## What the task asks:
Please transcribe the full passage on connected-TV ad fraud schemes word for word.

Most of the fraud consists of bots on servers and impacts a range of inventory, Smith said. The scams, for example, are not specific to older TV models running new software that the devices may not be able to support.

“It’s really siphoning money away from good publishers across the spectrum – it could be large-scale publishers or small-scale [or] very niche publishers,” Smith said. “It doesn’t matter to the fraudsters. They want to attack every point in the value chain and the supply chain. If you’re a fraudster you want to try and cast the widest net.”

The problem is real

Though some have said that reports of fraudulent activity in CTV are often skewed to make the problem appear larger than it actually is, DoubleVerify says that ParrotTerra demonstrated how fraudsters are evolving.

Traditionally, SSAI schemes have generated impressions at a relatively slow and steady pace, Smith said. ParrotTerra, however, began testing its manipulation on a smaller scale before shortly thereafter progressing into high volumes.

“With ParrotTerra, there’s a sandbox where the fraudsters are kind of testing the waters to figure out what can immediately be detected and what can’t,” Smith said. “What was unique about ParrotTerra was that they scaled it rapidly. What we’re trying to do is … detect it in a sandbox before it starts to scale and start blocking it and removing it from traffic.”

DoubleVerify identified its first big SSAI ad fraud scheme in 2018, dubbed “Colorius,” which involved more than 400 fake SSAI servers that generated millions of falsified impressions. Since then, DoubleVerify has uncovered at least eight different schemes, including “LeoTerra” in July 2020, which resurrected itself as “StreamScam” five months later when it was identified by Oracle.

LeoTerra went through multiple phases through 2020. It started out targeting CTV devices only before changing its underlying behavior to evade detection. Eventually, it shifted to mobile apps after being shut down twice by DoubleVerify across CTV environments. ParrotTerra was spoofing 35% more apps than LeoTerra at its peak.

“Fraudsters are learning how to evolve their technology much like you would as a regular technology company that licenses one product and releases a version two, three or four,” Smith said. “And as that product goes along it gets much more sophisticated – we’re seeing technology development and product management happen within fraud.”

## Provided information:
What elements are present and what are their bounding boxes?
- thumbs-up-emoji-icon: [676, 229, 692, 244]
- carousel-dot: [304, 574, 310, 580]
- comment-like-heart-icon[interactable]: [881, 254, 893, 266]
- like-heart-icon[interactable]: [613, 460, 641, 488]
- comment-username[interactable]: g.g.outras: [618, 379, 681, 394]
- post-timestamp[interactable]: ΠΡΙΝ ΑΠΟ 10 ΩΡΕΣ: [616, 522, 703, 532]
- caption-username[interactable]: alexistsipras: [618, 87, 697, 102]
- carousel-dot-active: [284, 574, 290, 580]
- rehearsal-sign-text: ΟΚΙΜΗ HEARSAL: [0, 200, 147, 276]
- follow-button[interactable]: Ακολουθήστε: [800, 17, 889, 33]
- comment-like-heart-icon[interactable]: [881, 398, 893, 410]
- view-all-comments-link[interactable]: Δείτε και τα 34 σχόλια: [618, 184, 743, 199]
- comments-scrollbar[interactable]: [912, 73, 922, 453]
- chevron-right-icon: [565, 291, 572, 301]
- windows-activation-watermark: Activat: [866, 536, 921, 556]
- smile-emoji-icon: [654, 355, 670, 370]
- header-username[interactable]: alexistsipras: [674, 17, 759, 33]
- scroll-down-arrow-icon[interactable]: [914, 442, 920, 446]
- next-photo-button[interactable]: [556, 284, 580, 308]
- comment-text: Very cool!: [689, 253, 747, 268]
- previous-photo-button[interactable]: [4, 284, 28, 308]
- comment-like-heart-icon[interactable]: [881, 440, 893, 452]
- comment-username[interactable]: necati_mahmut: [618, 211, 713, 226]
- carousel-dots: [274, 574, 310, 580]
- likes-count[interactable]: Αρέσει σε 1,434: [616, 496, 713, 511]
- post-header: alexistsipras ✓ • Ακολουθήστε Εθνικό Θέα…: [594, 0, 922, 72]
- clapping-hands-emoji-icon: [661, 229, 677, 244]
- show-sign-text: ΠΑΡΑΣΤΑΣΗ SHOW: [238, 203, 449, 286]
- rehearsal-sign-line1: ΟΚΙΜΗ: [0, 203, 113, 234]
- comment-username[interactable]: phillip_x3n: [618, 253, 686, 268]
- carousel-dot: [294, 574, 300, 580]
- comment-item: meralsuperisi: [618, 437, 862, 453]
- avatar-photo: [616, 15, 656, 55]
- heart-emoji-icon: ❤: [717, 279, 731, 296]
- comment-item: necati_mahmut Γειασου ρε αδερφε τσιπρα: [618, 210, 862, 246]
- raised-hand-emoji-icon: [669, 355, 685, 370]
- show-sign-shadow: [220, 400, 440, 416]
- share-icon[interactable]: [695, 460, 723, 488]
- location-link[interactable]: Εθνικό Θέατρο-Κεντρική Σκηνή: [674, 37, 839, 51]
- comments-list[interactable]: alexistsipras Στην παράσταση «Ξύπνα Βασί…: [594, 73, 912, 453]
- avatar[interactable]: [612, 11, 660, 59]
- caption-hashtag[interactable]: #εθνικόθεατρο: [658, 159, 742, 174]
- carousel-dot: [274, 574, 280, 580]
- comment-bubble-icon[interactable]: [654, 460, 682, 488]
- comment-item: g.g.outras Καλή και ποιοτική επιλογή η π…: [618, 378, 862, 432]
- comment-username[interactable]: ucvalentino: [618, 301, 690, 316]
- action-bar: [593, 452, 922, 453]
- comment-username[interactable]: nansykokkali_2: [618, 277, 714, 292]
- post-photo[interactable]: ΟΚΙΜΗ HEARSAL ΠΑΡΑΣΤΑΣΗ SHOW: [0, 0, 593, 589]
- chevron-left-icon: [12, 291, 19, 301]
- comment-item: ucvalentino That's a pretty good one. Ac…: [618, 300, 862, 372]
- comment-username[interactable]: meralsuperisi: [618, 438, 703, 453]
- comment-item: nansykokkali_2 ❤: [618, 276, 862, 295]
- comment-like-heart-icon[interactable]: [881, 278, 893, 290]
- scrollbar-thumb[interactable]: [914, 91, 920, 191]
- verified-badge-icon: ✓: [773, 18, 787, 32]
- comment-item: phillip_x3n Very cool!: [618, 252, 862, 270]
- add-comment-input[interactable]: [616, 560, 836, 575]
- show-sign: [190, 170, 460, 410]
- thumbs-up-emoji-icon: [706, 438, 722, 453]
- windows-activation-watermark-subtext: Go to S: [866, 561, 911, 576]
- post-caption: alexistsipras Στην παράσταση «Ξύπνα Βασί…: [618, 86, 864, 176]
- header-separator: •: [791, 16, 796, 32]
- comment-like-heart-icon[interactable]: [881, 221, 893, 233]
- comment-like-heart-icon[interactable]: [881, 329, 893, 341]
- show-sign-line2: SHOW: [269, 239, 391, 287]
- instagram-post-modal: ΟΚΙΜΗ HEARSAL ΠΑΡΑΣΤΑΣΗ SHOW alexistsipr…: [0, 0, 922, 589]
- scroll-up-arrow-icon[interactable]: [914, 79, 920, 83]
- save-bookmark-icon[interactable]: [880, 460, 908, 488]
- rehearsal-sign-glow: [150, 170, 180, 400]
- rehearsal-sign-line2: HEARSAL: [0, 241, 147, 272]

## Worked solution:
Most of the fraud consists of bots on servers and impacts a range of inventory, Smith said. The scams, for example, are not specific to older TV models running new software that the devices may not be able to support.

“It’s really siphoning money away from good publishers across the spectrum – it could be large-scale publishers or small-scale [or] very niche publishers,” Smith said. “It doesn’t matter to the fraudsters. They want to attack every point in the value chain and the supply chain. If you’re a fraudster you want to try and cast the widest net.”

The problem is real

Though some have said that reports of fraudulent activity in CTV are often skewed to make the problem appear larger than it actually is, DoubleVerify says that ParrotTerra demonstrated how fraudsters are evolving.

Traditionally, SSAI schemes have generated impressions at a relatively slow and steady pace, Smith said. ParrotTerra, however, began testing its manipulation on a smaller scale before shortly thereafter progressing into high volumes.

“With ParrotTerra, there’s a sandbox where the fraudsters are kind of testing the waters to figure out what can immediately be detected and what can’t,” Smith said. “What was unique about ParrotTerra was that they scaled it rapidly. What we’re trying to do is … detect it in a sandbox before it starts to scale and start blocking it and removing it from traffic.”

DoubleVerify identified its first big SSAI ad fraud scheme in 2018, dubbed “Colorius,” which involved more than 400 fake SSAI servers that generated millions of falsified impressions. Since then, DoubleVerify has uncovered at least eight different schemes, including “LeoTerra” in July 2020, which resurrected itself as “StreamScam” five months later when it was identified by Oracle.

LeoTerra went through multiple phases through 2020. It started out targeting CTV devices only before changing its underlying behavior to evade detection. Eventually, it shifted to mobile apps after being shut down twice by DoubleVerify across CTV environments. ParrotTerra was spoofing 35% more apps than LeoTerra at its peak.

“Fraudsters are learning how to evolve their technology much like you would as a regular technology company that licenses one product and releases a version two, three or four,” Smith said. “And as that product goes along it gets much more sophisticated – we’re seeing technology development and product management happen within fraud.”